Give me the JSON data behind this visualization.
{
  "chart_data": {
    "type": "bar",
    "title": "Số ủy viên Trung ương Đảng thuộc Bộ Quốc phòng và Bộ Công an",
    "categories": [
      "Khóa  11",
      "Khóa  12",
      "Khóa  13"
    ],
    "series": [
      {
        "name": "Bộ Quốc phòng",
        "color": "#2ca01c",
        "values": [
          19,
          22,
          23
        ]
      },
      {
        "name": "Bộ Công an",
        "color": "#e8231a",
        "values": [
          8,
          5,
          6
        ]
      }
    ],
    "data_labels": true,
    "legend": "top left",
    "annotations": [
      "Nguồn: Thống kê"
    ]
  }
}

--------------------------------

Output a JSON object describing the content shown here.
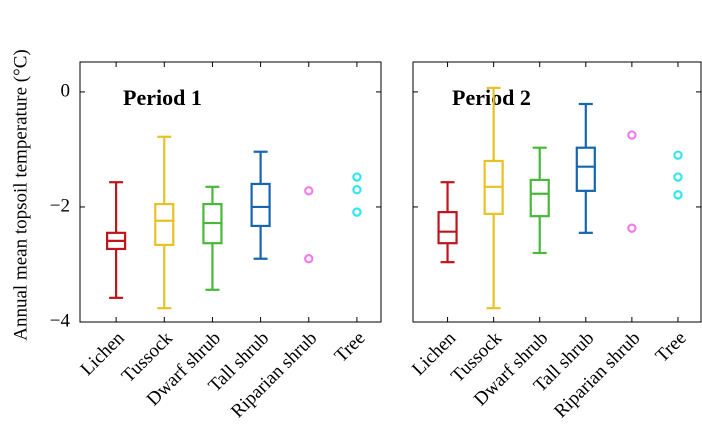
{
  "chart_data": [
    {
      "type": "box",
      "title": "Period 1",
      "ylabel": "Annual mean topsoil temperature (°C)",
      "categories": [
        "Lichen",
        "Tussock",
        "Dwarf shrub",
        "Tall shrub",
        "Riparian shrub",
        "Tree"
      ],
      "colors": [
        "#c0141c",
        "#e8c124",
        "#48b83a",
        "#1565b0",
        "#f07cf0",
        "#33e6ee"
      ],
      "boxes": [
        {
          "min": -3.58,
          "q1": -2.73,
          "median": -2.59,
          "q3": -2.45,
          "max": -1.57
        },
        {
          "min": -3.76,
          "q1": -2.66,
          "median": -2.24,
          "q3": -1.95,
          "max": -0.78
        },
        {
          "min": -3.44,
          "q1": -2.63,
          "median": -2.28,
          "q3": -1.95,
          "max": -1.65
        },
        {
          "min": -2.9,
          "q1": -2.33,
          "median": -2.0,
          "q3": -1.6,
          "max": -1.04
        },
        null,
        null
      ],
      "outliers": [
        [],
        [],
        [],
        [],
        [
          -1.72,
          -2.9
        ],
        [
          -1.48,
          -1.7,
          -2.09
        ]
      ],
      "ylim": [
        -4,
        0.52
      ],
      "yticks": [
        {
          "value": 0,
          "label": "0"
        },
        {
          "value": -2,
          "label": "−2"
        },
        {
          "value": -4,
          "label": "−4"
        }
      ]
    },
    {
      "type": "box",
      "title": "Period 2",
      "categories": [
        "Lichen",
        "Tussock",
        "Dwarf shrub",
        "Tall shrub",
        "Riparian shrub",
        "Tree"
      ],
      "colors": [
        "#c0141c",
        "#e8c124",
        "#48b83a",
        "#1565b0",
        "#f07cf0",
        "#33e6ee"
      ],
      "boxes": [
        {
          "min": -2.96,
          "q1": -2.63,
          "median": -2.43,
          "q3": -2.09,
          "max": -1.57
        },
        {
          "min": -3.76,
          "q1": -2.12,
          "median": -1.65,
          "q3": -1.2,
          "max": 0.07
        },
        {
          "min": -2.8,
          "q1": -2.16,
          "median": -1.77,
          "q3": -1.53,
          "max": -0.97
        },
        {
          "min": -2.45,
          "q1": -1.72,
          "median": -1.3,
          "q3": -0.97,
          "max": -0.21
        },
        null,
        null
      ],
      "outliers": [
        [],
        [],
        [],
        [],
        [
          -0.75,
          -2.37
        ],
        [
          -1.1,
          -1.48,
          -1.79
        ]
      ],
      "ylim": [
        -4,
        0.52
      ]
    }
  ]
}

--------------------------------

THE REQUEST:
In the entries above, identify every line with the string "Công".

ANSWER FOR THIS EXERCISE:
    "title": "Số ủy viên Trung ương Đảng thuộc Bộ Quốc phòng và Bộ Công an",
        "name": "Bộ Công an",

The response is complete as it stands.